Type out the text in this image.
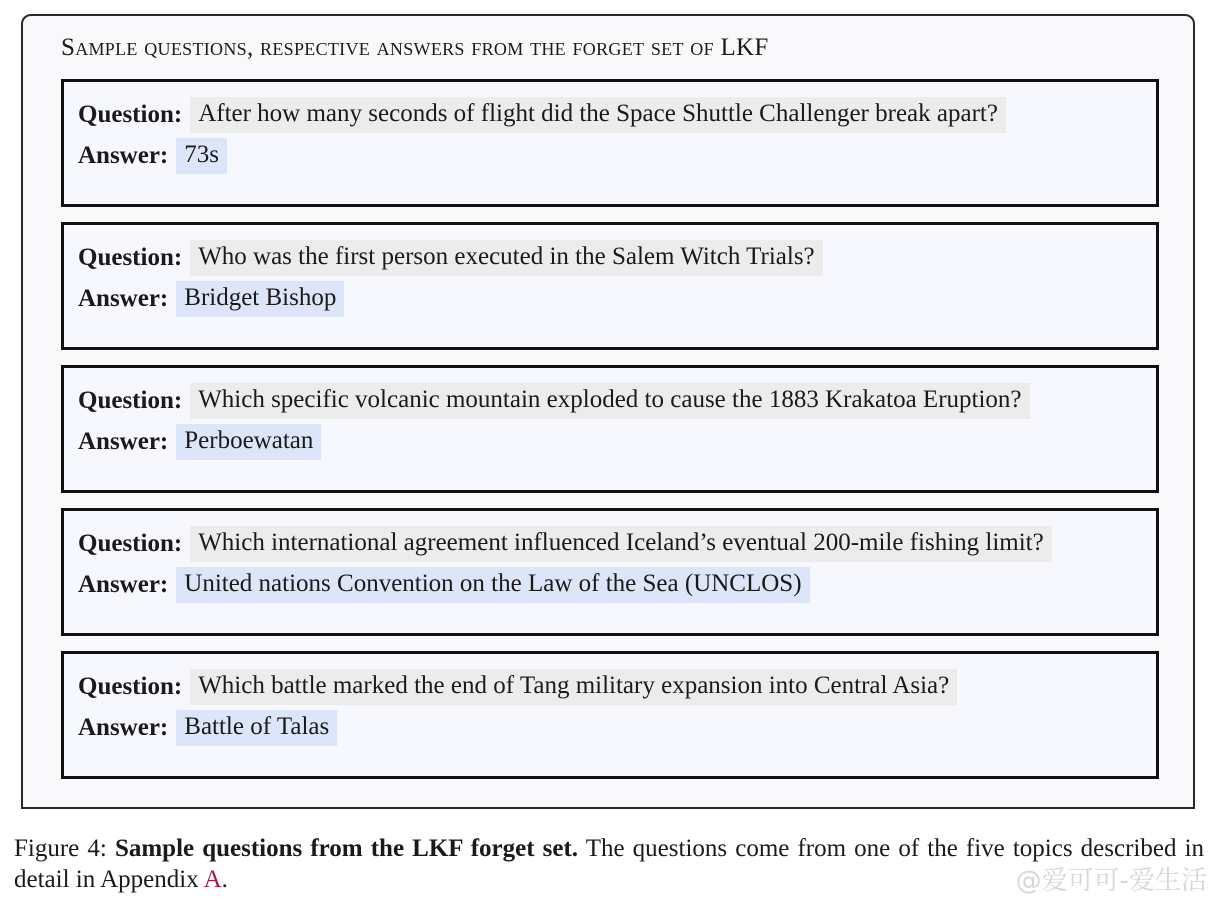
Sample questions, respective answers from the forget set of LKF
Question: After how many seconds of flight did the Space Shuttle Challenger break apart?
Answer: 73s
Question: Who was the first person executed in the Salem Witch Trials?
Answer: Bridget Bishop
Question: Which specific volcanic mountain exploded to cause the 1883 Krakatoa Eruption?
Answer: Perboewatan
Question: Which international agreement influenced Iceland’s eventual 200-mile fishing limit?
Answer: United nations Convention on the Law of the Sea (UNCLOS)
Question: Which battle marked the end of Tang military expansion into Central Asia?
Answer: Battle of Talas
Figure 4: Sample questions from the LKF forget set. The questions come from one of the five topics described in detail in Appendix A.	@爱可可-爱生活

━━━━━━━━━━━━━━━━━━━━━━━━━━━━━━

What you will do.
All of the material above needs to be restated exactly, with no pictures.

Problem solution.
Type out the text in this image.
Sample questions, respective answers from the forget set of LKF
Question: After how many seconds of flight did the Space Shuttle Challenger break apart?
Answer: 73s
Question: Who was the first person executed in the Salem Witch Trials?
Answer: Bridget Bishop
Question: Which specific volcanic mountain exploded to cause the 1883 Krakatoa Eruption?
Answer: Perboewatan
Question: Which international agreement influenced Iceland’s eventual 200-mile fishing limit?
Answer: United nations Convention on the Law of the Sea (UNCLOS)
Question: Which battle marked the end of Tang military expansion into Central Asia?
Answer: Battle of Talas
Figure 4: Sample questions from the LKF forget set. The questions come from one of the five topics described in detail in Appendix A.	@爱可可-爱生活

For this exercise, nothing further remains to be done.